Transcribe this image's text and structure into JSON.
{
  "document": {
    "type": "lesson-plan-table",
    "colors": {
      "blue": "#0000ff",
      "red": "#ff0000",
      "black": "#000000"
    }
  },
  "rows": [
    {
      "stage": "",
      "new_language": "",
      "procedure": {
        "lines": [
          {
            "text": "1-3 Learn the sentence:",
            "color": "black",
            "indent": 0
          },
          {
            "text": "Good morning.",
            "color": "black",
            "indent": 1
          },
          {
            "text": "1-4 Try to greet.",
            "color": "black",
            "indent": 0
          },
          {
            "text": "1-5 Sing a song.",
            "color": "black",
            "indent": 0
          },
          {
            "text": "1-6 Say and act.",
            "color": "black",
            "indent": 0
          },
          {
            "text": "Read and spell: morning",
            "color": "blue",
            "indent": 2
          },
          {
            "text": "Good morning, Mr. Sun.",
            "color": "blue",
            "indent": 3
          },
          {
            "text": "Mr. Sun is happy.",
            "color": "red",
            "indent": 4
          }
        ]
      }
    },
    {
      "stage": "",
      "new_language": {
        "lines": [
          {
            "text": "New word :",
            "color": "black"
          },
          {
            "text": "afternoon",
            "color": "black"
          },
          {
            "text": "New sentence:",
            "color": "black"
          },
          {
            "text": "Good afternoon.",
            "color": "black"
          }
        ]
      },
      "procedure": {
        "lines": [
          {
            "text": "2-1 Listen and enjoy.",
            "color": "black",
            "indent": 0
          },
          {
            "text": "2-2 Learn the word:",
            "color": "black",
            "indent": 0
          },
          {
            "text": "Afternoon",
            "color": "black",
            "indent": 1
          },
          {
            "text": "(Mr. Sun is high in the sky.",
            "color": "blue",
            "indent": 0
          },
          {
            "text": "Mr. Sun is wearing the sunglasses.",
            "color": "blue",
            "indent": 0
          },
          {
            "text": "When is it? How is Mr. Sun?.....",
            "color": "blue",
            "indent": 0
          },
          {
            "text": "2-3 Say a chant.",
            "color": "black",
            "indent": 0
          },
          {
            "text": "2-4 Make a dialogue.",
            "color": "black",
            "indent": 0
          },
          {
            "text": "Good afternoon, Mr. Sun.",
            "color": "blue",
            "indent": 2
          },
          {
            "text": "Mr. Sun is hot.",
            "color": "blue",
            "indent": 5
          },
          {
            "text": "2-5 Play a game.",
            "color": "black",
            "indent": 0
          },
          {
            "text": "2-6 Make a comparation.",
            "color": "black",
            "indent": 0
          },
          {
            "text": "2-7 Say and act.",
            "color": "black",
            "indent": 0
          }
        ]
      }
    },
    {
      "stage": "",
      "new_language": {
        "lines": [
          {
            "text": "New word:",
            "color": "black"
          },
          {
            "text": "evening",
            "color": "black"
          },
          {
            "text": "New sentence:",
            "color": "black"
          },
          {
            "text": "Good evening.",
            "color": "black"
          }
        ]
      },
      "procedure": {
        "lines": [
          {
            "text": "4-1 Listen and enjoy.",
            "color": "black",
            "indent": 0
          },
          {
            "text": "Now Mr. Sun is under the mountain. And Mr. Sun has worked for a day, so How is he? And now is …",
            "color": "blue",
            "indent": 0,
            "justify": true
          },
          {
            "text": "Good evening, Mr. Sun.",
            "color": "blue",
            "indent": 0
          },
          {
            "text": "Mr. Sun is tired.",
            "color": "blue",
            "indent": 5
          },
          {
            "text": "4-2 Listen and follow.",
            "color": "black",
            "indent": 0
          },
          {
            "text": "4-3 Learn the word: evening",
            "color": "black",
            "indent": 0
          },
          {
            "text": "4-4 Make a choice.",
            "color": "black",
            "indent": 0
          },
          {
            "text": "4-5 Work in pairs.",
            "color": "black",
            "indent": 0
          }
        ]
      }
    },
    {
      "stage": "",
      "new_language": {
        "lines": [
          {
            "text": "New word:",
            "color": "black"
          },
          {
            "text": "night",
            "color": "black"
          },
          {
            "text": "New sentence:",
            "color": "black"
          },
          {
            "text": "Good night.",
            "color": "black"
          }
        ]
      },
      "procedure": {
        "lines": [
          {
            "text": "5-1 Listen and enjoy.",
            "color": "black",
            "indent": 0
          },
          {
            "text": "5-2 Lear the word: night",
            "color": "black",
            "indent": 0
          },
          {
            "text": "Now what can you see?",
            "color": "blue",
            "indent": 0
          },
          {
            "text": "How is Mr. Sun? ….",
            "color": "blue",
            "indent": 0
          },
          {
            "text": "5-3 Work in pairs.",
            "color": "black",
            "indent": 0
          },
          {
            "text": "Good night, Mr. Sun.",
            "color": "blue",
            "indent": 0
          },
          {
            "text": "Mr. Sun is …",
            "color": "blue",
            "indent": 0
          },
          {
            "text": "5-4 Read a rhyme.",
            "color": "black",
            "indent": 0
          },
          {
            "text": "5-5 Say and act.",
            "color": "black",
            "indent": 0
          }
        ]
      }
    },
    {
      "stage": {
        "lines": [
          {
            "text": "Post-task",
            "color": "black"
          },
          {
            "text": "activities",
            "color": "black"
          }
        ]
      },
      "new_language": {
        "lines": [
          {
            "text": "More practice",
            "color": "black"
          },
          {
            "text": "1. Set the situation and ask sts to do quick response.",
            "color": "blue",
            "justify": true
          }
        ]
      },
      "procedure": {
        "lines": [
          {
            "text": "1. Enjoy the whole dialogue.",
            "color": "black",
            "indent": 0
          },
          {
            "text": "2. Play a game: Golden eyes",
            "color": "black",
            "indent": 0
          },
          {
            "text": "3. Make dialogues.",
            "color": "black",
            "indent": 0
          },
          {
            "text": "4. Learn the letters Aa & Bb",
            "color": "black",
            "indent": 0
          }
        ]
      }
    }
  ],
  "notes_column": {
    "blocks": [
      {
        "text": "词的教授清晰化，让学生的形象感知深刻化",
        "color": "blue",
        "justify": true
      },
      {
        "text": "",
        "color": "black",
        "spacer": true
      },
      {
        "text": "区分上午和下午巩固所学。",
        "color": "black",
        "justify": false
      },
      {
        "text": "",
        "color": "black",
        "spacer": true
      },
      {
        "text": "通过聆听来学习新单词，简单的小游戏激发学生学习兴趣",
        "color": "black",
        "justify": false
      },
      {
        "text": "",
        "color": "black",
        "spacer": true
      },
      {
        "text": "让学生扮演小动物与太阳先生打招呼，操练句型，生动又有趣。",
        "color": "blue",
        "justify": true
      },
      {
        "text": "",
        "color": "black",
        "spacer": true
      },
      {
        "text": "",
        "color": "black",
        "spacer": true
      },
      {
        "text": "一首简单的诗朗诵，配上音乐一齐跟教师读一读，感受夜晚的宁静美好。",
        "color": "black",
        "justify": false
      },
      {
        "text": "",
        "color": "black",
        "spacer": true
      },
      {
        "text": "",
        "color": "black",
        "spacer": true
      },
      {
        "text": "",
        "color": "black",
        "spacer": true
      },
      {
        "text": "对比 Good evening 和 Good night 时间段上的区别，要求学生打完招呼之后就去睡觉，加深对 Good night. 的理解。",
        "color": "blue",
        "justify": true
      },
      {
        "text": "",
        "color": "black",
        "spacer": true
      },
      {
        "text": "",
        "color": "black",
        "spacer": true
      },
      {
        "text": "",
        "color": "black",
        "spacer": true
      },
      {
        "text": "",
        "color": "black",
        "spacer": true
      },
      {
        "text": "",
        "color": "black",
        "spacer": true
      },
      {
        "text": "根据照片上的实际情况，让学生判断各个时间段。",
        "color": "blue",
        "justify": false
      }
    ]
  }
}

........

* [Requirements]
Type the material above out again, exactly.

* [The solution]
Transcribe this image's text and structure into JSON.
{
  "document": {
    "type": "lesson-plan-table",
    "colors": {
      "blue": "#0000ff",
      "red": "#ff0000",
      "black": "#000000"
    }
  },
  "rows": [
    {
      "stage": "",
      "new_language": "",
      "procedure": {
        "lines": [
          {
            "text": "1-3 Learn the sentence:",
            "color": "black",
            "indent": 0
          },
          {
            "text": "Good morning.",
            "color": "black",
            "indent": 1
          },
          {
            "text": "1-4 Try to greet.",
            "color": "black",
            "indent": 0
          },
          {
            "text": "1-5 Sing a song.",
            "color": "black",
            "indent": 0
          },
          {
            "text": "1-6 Say and act.",
            "color": "black",
            "indent": 0
          },
          {
            "text": "Read and spell: morning",
            "color": "blue",
            "indent": 2
          },
          {
            "text": "Good morning, Mr. Sun.",
            "color": "blue",
            "indent": 3
          },
          {
            "text": "Mr. Sun is happy.",
            "color": "red",
            "indent": 4
          }
        ]
      }
    },
    {
      "stage": "",
      "new_language": {
        "lines": [
          {
            "text": "New word :",
            "color": "black"
          },
          {
            "text": "afternoon",
            "color": "black"
          },
          {
            "text": "New sentence:",
            "color": "black"
          },
          {
            "text": "Good afternoon.",
            "color": "black"
          }
        ]
      },
      "procedure": {
        "lines": [
          {
            "text": "2-1 Listen and enjoy.",
            "color": "black",
            "indent": 0
          },
          {
            "text": "2-2 Learn the word:",
            "color": "black",
            "indent": 0
          },
          {
            "text": "Afternoon",
            "color": "black",
            "indent": 1
          },
          {
            "text": "(Mr. Sun is high in the sky.",
            "color": "blue",
            "indent": 0
          },
          {
            "text": "Mr. Sun is wearing the sunglasses.",
            "color": "blue",
            "indent": 0
          },
          {
            "text": "When is it? How is Mr. Sun?.....",
            "color": "blue",
            "indent": 0
          },
          {
            "text": "2-3 Say a chant.",
            "color": "black",
            "indent": 0
          },
          {
            "text": "2-4 Make a dialogue.",
            "color": "black",
            "indent": 0
          },
          {
            "text": "Good afternoon, Mr. Sun.",
            "color": "blue",
            "indent": 2
          },
          {
            "text": "Mr. Sun is hot.",
            "color": "blue",
            "indent": 5
          },
          {
            "text": "2-5 Play a game.",
            "color": "black",
            "indent": 0
          },
          {
            "text": "2-6 Make a comparation.",
            "color": "black",
            "indent": 0
          },
          {
            "text": "2-7 Say and act.",
            "color": "black",
            "indent": 0
          }
        ]
      }
    },
    {
      "stage": "",
      "new_language": {
        "lines": [
          {
            "text": "New word:",
            "color": "black"
          },
          {
            "text": "evening",
            "color": "black"
          },
          {
            "text": "New sentence:",
            "color": "black"
          },
          {
            "text": "Good evening.",
            "color": "black"
          }
        ]
      },
      "procedure": {
        "lines": [
          {
            "text": "4-1 Listen and enjoy.",
            "color": "black",
            "indent": 0
          },
          {
            "text": "Now Mr. Sun is under the mountain. And Mr. Sun has worked for a day, so How is he? And now is …",
            "color": "blue",
            "indent": 0,
            "justify": true
          },
          {
            "text": "Good evening, Mr. Sun.",
            "color": "blue",
            "indent": 0
          },
          {
            "text": "Mr. Sun is tired.",
            "color": "blue",
            "indent": 5
          },
          {
            "text": "4-2 Listen and follow.",
            "color": "black",
            "indent": 0
          },
          {
            "text": "4-3 Learn the word: evening",
            "color": "black",
            "indent": 0
          },
          {
            "text": "4-4 Make a choice.",
            "color": "black",
            "indent": 0
          },
          {
            "text": "4-5 Work in pairs.",
            "color": "black",
            "indent": 0
          }
        ]
      }
    },
    {
      "stage": "",
      "new_language": {
        "lines": [
          {
            "text": "New word:",
            "color": "black"
          },
          {
            "text": "night",
            "color": "black"
          },
          {
            "text": "New sentence:",
            "color": "black"
          },
          {
            "text": "Good night.",
            "color": "black"
          }
        ]
      },
      "procedure": {
        "lines": [
          {
            "text": "5-1 Listen and enjoy.",
            "color": "black",
            "indent": 0
          },
          {
            "text": "5-2 Lear the word: night",
            "color": "black",
            "indent": 0
          },
          {
            "text": "Now what can you see?",
            "color": "blue",
            "indent": 0
          },
          {
            "text": "How is Mr. Sun? ….",
            "color": "blue",
            "indent": 0
          },
          {
            "text": "5-3 Work in pairs.",
            "color": "black",
            "indent": 0
          },
          {
            "text": "Good night, Mr. Sun.",
            "color": "blue",
            "indent": 0
          },
          {
            "text": "Mr. Sun is …",
            "color": "blue",
            "indent": 0
          },
          {
            "text": "5-4 Read a rhyme.",
            "color": "black",
            "indent": 0
          },
          {
            "text": "5-5 Say and act.",
            "color": "black",
            "indent": 0
          }
        ]
      }
    },
    {
      "stage": {
        "lines": [
          {
            "text": "Post-task",
            "color": "black"
          },
          {
            "text": "activities",
            "color": "black"
          }
        ]
      },
      "new_language": {
        "lines": [
          {
            "text": "More practice",
            "color": "black"
          },
          {
            "text": "1. Set the situation and ask sts to do quick response.",
            "color": "blue",
            "justify": true
          }
        ]
      },
      "procedure": {
        "lines": [
          {
            "text": "1. Enjoy the whole dialogue.",
            "color": "black",
            "indent": 0
          },
          {
            "text": "2. Play a game: Golden eyes",
            "color": "black",
            "indent": 0
          },
          {
            "text": "3. Make dialogues.",
            "color": "black",
            "indent": 0
          },
          {
            "text": "4. Learn the letters Aa & Bb",
            "color": "black",
            "indent": 0
          }
        ]
      }
    }
  ],
  "notes_column": {
    "blocks": [
      {
        "text": "词的教授清晰化，让学生的形象感知深刻化",
        "color": "blue",
        "justify": true
      },
      {
        "text": "",
        "color": "black",
        "spacer": true
      },
      {
        "text": "区分上午和下午巩固所学。",
        "color": "black",
        "justify": false
      },
      {
        "text": "",
        "color": "black",
        "spacer": true
      },
      {
        "text": "通过聆听来学习新单词，简单的小游戏激发学生学习兴趣",
        "color": "black",
        "justify": false
      },
      {
        "text": "",
        "color": "black",
        "spacer": true
      },
      {
        "text": "让学生扮演小动物与太阳先生打招呼，操练句型，生动又有趣。",
        "color": "blue",
        "justify": true
      },
      {
        "text": "",
        "color": "black",
        "spacer": true
      },
      {
        "text": "",
        "color": "black",
        "spacer": true
      },
      {
        "text": "一首简单的诗朗诵，配上音乐一齐跟教师读一读，感受夜晚的宁静美好。",
        "color": "black",
        "justify": false
      },
      {
        "text": "",
        "color": "black",
        "spacer": true
      },
      {
        "text": "",
        "color": "black",
        "spacer": true
      },
      {
        "text": "",
        "color": "black",
        "spacer": true
      },
      {
        "text": "对比 Good evening 和 Good night 时间段上的区别，要求学生打完招呼之后就去睡觉，加深对 Good night. 的理解。",
        "color": "blue",
        "justify": true
      },
      {
        "text": "",
        "color": "black",
        "spacer": true
      },
      {
        "text": "",
        "color": "black",
        "spacer": true
      },
      {
        "text": "",
        "color": "black",
        "spacer": true
      },
      {
        "text": "",
        "color": "black",
        "spacer": true
      },
      {
        "text": "",
        "color": "black",
        "spacer": true
      },
      {
        "text": "根据照片上的实际情况，让学生判断各个时间段。",
        "color": "blue",
        "justify": false
      }
    ]
  }
}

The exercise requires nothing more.